--- Start of Provided data ---
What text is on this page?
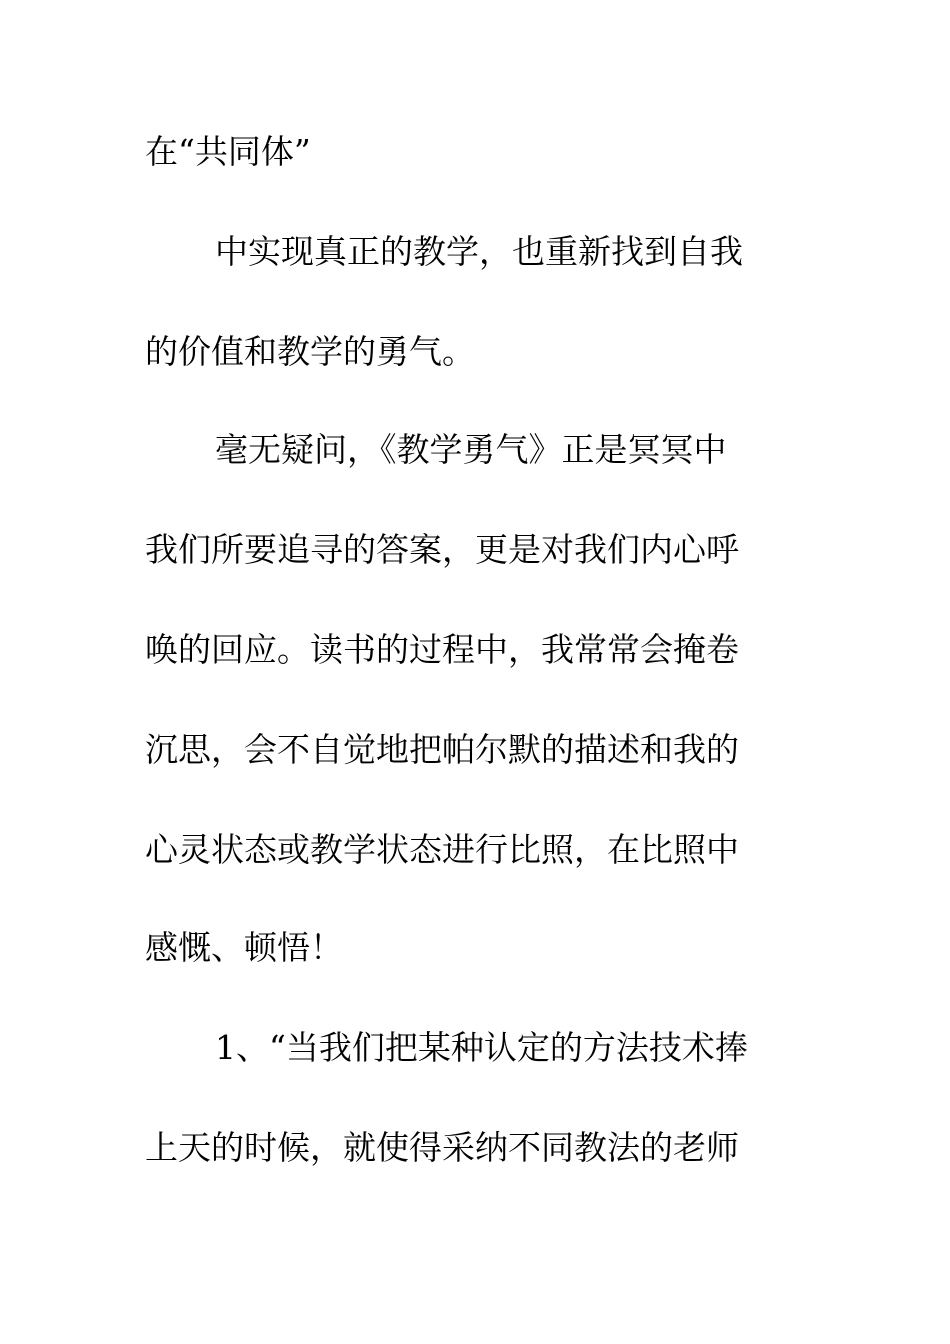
在“共同体”

中实现真正的教学，也重新找到自我

的价值和教学的勇气。

毫无疑问，《教学勇气》正是冥冥中

我们所要追寻的答案，更是对我们内心呼

唤的回应。读书的过程中，我常常会掩卷

沉思，会不自觉地把帕尔默的描述和我的

心灵状态或教学状态进行比照，在比照中

感慨、顿悟！

1、“当我们把某种认定的方法技术捧

上天的时候，就使得采纳不同教法的老师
--- End of Provided data ---
Quote the records above exactly, leaving out any pictures.

Solution for this problem:
What text is on this page?
在“共同体”

中实现真正的教学，也重新找到自我

的价值和教学的勇气。

毫无疑问，《教学勇气》正是冥冥中

我们所要追寻的答案，更是对我们内心呼

唤的回应。读书的过程中，我常常会掩卷

沉思，会不自觉地把帕尔默的描述和我的

心灵状态或教学状态进行比照，在比照中

感慨、顿悟！

1、“当我们把某种认定的方法技术捧

上天的时候，就使得采纳不同教法的老师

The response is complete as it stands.